Source records =
>> BEGIN

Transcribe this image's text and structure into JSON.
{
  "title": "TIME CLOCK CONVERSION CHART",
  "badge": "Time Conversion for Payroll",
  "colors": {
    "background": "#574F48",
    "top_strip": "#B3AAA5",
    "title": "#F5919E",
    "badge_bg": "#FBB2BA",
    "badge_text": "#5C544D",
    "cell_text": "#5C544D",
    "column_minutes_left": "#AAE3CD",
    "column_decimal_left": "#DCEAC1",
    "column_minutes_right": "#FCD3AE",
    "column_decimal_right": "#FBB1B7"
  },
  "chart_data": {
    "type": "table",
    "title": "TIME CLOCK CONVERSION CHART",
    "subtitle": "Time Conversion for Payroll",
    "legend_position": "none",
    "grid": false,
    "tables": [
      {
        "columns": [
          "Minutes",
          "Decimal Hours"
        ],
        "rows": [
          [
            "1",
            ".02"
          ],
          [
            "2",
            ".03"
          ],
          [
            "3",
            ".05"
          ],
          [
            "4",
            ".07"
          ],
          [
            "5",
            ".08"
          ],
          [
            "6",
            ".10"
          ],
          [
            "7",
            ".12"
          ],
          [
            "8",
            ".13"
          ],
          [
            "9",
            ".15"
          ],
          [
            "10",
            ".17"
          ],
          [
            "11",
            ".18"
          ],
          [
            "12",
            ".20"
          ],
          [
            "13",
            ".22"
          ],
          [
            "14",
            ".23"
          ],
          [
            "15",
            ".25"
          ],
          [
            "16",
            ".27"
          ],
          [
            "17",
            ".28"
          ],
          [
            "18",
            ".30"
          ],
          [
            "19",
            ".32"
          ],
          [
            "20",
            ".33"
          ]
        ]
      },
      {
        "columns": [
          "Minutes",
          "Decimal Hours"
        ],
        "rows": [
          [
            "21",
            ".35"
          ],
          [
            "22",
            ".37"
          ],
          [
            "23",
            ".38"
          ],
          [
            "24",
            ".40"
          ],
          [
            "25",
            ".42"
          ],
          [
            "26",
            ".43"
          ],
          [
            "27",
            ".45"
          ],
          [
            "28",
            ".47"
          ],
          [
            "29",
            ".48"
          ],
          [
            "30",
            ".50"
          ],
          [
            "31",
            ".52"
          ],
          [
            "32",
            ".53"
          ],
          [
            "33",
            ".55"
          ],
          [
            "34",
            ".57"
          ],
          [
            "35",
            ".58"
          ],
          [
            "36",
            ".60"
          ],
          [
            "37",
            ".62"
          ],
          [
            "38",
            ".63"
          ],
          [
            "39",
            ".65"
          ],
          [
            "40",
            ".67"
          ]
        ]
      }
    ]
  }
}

>> END

Directions = Give a word-for-word copy of the records.

Written solution =
Transcribe this image's text and structure into JSON.
{
  "title": "TIME CLOCK CONVERSION CHART",
  "badge": "Time Conversion for Payroll",
  "colors": {
    "background": "#574F48",
    "top_strip": "#B3AAA5",
    "title": "#F5919E",
    "badge_bg": "#FBB2BA",
    "badge_text": "#5C544D",
    "cell_text": "#5C544D",
    "column_minutes_left": "#AAE3CD",
    "column_decimal_left": "#DCEAC1",
    "column_minutes_right": "#FCD3AE",
    "column_decimal_right": "#FBB1B7"
  },
  "chart_data": {
    "type": "table",
    "title": "TIME CLOCK CONVERSION CHART",
    "subtitle": "Time Conversion for Payroll",
    "legend_position": "none",
    "grid": false,
    "tables": [
      {
        "columns": [
          "Minutes",
          "Decimal Hours"
        ],
        "rows": [
          [
            "1",
            ".02"
          ],
          [
            "2",
            ".03"
          ],
          [
            "3",
            ".05"
          ],
          [
            "4",
            ".07"
          ],
          [
            "5",
            ".08"
          ],
          [
            "6",
            ".10"
          ],
          [
            "7",
            ".12"
          ],
          [
            "8",
            ".13"
          ],
          [
            "9",
            ".15"
          ],
          [
            "10",
            ".17"
          ],
          [
            "11",
            ".18"
          ],
          [
            "12",
            ".20"
          ],
          [
            "13",
            ".22"
          ],
          [
            "14",
            ".23"
          ],
          [
            "15",
            ".25"
          ],
          [
            "16",
            ".27"
          ],
          [
            "17",
            ".28"
          ],
          [
            "18",
            ".30"
          ],
          [
            "19",
            ".32"
          ],
          [
            "20",
            ".33"
          ]
        ]
      },
      {
        "columns": [
          "Minutes",
          "Decimal Hours"
        ],
        "rows": [
          [
            "21",
            ".35"
          ],
          [
            "22",
            ".37"
          ],
          [
            "23",
            ".38"
          ],
          [
            "24",
            ".40"
          ],
          [
            "25",
            ".42"
          ],
          [
            "26",
            ".43"
          ],
          [
            "27",
            ".45"
          ],
          [
            "28",
            ".47"
          ],
          [
            "29",
            ".48"
          ],
          [
            "30",
            ".50"
          ],
          [
            "31",
            ".52"
          ],
          [
            "32",
            ".53"
          ],
          [
            "33",
            ".55"
          ],
          [
            "34",
            ".57"
          ],
          [
            "35",
            ".58"
          ],
          [
            "36",
            ".60"
          ],
          [
            "37",
            ".62"
          ],
          [
            "38",
            ".63"
          ],
          [
            "39",
            ".65"
          ],
          [
            "40",
            ".67"
          ]
        ]
      }
    ]
  }
}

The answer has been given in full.